### [Stored data]
[BEGIN]

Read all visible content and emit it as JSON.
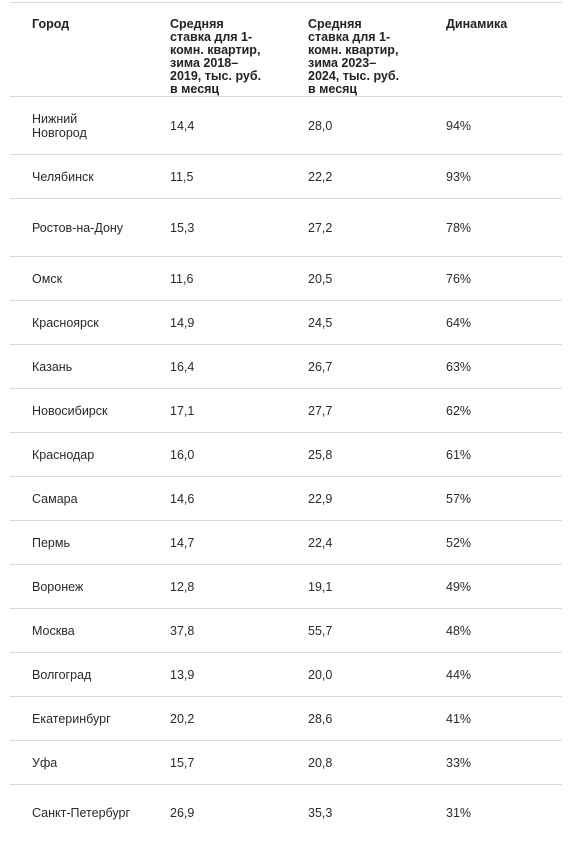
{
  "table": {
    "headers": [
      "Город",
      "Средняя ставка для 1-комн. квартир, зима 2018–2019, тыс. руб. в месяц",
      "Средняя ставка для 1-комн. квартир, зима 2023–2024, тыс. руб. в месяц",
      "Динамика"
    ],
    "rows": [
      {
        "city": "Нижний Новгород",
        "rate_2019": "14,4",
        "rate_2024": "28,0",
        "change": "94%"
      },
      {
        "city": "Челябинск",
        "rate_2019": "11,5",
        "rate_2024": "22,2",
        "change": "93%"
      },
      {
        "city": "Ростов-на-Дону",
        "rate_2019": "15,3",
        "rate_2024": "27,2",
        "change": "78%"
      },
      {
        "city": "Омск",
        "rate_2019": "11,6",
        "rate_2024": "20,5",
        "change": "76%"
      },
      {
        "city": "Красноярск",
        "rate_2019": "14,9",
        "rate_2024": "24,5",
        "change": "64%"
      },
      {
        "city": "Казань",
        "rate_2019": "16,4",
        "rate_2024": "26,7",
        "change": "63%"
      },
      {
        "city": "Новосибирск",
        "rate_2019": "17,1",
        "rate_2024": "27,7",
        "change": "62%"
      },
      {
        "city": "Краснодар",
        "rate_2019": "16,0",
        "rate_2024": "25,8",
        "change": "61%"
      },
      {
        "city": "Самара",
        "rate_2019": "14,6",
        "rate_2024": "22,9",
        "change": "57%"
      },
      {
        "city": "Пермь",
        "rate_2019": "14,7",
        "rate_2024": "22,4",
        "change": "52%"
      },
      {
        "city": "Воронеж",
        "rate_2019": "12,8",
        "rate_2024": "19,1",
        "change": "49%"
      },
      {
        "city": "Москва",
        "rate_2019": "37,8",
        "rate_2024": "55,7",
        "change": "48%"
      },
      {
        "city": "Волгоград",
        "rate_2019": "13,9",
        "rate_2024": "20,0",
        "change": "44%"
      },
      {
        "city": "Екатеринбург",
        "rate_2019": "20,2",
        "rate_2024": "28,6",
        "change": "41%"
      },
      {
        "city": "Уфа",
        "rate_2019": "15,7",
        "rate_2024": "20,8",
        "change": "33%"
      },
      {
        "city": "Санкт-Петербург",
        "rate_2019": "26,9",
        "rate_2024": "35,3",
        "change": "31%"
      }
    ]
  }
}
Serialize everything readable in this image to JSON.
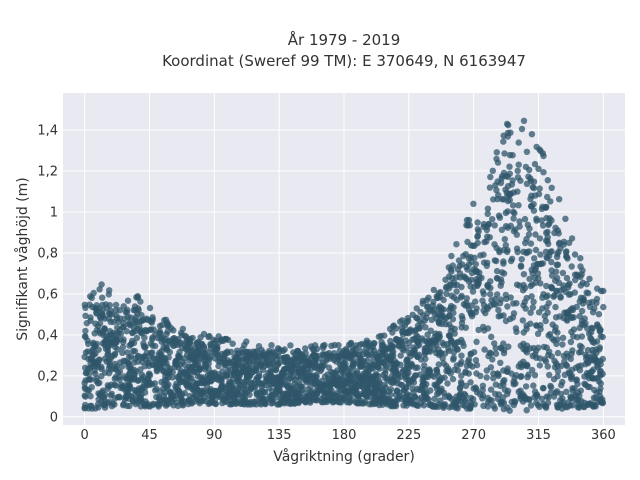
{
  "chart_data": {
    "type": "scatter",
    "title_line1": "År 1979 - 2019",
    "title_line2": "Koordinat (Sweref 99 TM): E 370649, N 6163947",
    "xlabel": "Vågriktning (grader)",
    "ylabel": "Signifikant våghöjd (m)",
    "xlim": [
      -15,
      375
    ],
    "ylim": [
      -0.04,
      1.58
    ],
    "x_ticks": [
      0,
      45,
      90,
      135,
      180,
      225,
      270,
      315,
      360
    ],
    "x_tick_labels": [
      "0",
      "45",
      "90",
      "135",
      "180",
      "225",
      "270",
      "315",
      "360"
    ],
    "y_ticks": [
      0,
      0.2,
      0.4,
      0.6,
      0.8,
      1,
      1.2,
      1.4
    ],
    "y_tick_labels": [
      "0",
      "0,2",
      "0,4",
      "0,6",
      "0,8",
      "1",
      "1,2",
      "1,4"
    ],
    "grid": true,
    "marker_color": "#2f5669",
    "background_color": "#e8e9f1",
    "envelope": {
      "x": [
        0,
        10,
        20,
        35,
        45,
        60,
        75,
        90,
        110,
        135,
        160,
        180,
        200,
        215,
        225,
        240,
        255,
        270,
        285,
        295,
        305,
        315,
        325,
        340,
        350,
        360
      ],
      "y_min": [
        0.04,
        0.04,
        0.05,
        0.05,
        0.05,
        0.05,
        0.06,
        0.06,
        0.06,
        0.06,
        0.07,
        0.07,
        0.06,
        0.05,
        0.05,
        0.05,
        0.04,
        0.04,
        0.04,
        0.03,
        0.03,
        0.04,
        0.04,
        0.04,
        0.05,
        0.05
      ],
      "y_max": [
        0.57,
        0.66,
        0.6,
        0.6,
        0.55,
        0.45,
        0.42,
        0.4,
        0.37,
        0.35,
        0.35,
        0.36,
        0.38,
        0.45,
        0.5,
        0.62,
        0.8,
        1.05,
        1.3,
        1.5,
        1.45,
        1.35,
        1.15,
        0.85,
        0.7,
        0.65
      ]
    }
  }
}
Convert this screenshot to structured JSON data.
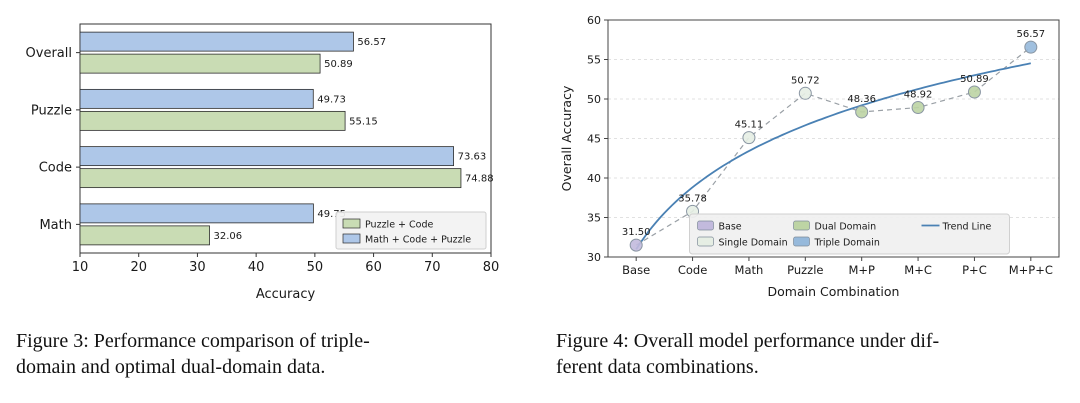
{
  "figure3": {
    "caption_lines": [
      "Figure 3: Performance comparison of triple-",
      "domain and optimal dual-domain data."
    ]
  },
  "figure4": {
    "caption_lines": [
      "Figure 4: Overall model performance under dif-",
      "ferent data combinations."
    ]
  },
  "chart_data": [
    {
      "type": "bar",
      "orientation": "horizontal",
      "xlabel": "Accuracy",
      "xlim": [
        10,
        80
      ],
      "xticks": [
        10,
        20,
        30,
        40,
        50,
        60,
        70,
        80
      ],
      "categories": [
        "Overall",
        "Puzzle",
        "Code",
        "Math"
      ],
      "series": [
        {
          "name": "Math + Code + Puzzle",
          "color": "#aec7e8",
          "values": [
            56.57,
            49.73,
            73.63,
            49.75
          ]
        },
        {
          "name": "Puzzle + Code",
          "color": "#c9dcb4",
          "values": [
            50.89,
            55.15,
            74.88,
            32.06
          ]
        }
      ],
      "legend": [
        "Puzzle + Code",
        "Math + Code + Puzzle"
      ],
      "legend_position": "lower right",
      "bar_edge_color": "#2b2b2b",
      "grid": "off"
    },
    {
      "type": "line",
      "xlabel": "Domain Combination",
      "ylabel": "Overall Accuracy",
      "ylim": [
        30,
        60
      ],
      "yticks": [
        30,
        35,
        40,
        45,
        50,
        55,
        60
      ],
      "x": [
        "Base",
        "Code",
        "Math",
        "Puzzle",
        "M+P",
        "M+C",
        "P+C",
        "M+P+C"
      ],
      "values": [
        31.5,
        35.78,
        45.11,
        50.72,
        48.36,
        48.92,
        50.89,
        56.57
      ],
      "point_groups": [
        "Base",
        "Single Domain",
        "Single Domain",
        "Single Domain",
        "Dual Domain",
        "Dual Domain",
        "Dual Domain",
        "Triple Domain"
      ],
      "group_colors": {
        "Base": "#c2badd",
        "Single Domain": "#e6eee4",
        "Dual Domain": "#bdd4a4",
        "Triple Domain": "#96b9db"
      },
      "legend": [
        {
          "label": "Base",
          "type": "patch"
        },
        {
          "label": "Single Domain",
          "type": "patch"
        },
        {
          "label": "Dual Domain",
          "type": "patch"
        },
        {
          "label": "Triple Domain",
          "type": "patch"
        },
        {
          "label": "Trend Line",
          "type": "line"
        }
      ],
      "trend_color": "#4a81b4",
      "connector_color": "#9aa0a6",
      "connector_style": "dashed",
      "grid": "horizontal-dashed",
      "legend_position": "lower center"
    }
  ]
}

[END]
[BEGIN]

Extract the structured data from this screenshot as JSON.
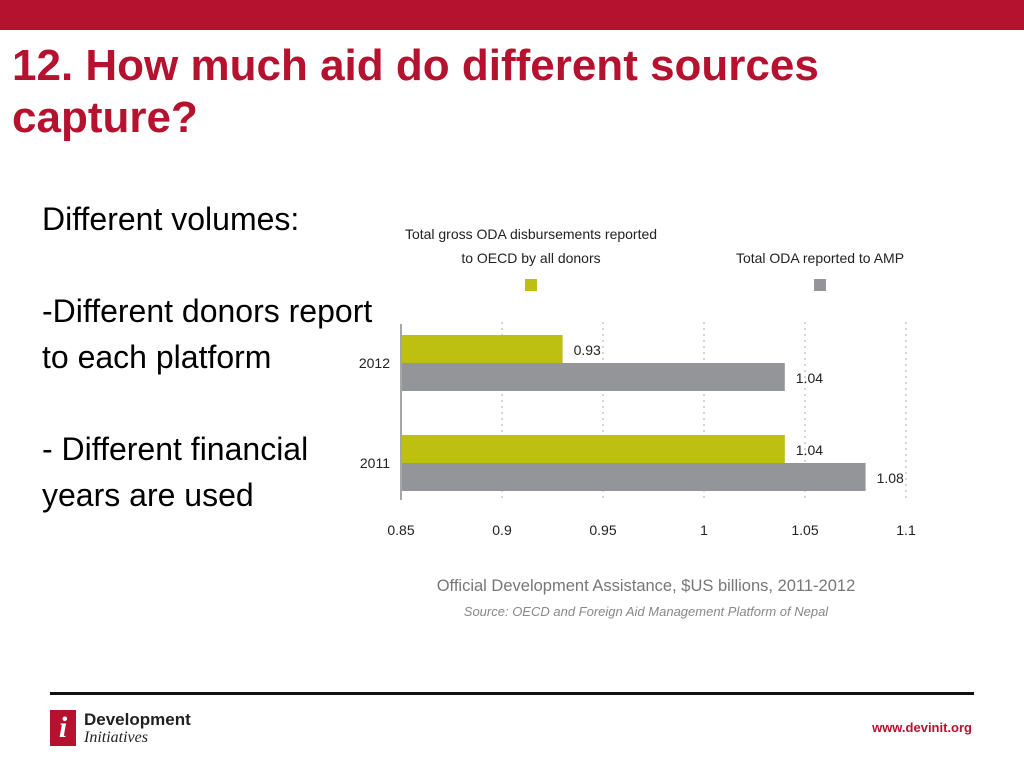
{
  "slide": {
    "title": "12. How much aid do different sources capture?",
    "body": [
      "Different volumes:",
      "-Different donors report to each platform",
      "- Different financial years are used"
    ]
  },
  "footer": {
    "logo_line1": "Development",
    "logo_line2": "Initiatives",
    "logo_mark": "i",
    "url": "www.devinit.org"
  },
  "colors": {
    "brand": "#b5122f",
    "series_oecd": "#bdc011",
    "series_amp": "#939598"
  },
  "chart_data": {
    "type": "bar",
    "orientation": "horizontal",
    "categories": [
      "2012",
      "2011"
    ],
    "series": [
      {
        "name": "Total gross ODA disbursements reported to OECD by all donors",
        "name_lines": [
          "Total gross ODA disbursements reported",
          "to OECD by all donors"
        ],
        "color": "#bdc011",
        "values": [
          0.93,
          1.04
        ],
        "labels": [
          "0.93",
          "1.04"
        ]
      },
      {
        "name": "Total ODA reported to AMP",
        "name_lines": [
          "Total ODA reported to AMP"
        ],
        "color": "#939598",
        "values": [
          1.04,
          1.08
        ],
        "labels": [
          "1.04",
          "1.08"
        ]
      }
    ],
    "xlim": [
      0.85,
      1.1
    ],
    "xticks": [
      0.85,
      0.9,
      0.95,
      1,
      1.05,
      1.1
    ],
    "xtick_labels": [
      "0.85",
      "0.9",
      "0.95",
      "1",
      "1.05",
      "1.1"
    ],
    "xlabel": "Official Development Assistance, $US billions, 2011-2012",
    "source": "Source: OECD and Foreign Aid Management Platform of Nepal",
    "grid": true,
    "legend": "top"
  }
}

[END]

### [What you should do]
Find the word "квартир" in the material, then list each line that holds it.

### [Response to the exercise]
      "Средняя ставка для 1-комн. квартир, зима 2018–2019, тыс. руб. в месяц",
      "Средняя ставка для 1-комн. квартир, зима 2023–2024, тыс. руб. в месяц",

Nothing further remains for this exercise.